• **WHAT TO WORK ON**: Copy out every record precisely.

• **RECORDS PROVIDED**:
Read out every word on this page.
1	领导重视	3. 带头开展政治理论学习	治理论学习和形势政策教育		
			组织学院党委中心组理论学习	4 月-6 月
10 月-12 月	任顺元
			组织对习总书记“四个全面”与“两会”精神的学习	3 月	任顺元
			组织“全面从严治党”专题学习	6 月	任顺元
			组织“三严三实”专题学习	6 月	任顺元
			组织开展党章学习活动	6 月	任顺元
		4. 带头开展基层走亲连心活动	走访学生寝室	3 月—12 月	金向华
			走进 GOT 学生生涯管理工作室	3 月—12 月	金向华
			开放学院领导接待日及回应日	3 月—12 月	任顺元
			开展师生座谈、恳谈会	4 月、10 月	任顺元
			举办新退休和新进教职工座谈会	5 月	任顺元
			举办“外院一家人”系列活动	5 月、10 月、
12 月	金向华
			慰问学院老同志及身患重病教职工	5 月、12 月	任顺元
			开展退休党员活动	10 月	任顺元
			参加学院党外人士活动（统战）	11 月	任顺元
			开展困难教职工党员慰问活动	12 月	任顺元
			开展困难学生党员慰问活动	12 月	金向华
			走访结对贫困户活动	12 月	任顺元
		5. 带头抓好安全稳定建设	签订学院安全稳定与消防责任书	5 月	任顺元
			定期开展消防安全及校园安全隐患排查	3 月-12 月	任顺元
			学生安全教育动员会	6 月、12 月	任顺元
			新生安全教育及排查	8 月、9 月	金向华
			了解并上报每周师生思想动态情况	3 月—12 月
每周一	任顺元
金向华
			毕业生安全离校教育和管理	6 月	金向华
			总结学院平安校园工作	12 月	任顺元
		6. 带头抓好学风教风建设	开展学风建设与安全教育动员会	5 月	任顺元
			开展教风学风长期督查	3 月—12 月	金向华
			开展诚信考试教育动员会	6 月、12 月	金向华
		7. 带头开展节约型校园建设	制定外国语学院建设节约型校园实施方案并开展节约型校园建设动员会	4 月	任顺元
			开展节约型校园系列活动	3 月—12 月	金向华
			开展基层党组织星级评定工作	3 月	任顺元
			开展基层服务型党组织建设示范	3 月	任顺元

• **THE RESPONSE**:
Read out every word on this page.
1	领导重视	3. 带头开展政治理论学习	治理论学习和形势政策教育		
			组织学院党委中心组理论学习	4 月-6 月
10 月-12 月	任顺元
			组织对习总书记“四个全面”与“两会”精神的学习	3 月	任顺元
			组织“全面从严治党”专题学习	6 月	任顺元
			组织“三严三实”专题学习	6 月	任顺元
			组织开展党章学习活动	6 月	任顺元
		4. 带头开展基层走亲连心活动	走访学生寝室	3 月—12 月	金向华
			走进 GOT 学生生涯管理工作室	3 月—12 月	金向华
			开放学院领导接待日及回应日	3 月—12 月	任顺元
			开展师生座谈、恳谈会	4 月、10 月	任顺元
			举办新退休和新进教职工座谈会	5 月	任顺元
			举办“外院一家人”系列活动	5 月、10 月、
12 月	金向华
			慰问学院老同志及身患重病教职工	5 月、12 月	任顺元
			开展退休党员活动	10 月	任顺元
			参加学院党外人士活动（统战）	11 月	任顺元
			开展困难教职工党员慰问活动	12 月	任顺元
			开展困难学生党员慰问活动	12 月	金向华
			走访结对贫困户活动	12 月	任顺元
		5. 带头抓好安全稳定建设	签订学院安全稳定与消防责任书	5 月	任顺元
			定期开展消防安全及校园安全隐患排查	3 月-12 月	任顺元
			学生安全教育动员会	6 月、12 月	任顺元
			新生安全教育及排查	8 月、9 月	金向华
			了解并上报每周师生思想动态情况	3 月—12 月
每周一	任顺元
金向华
			毕业生安全离校教育和管理	6 月	金向华
			总结学院平安校园工作	12 月	任顺元
		6. 带头抓好学风教风建设	开展学风建设与安全教育动员会	5 月	任顺元
			开展教风学风长期督查	3 月—12 月	金向华
			开展诚信考试教育动员会	6 月、12 月	金向华
		7. 带头开展节约型校园建设	制定外国语学院建设节约型校园实施方案并开展节约型校园建设动员会	4 月	任顺元
			开展节约型校园系列活动	3 月—12 月	金向华
			开展基层党组织星级评定工作	3 月	任顺元
			开展基层服务型党组织建设示范	3 月	任顺元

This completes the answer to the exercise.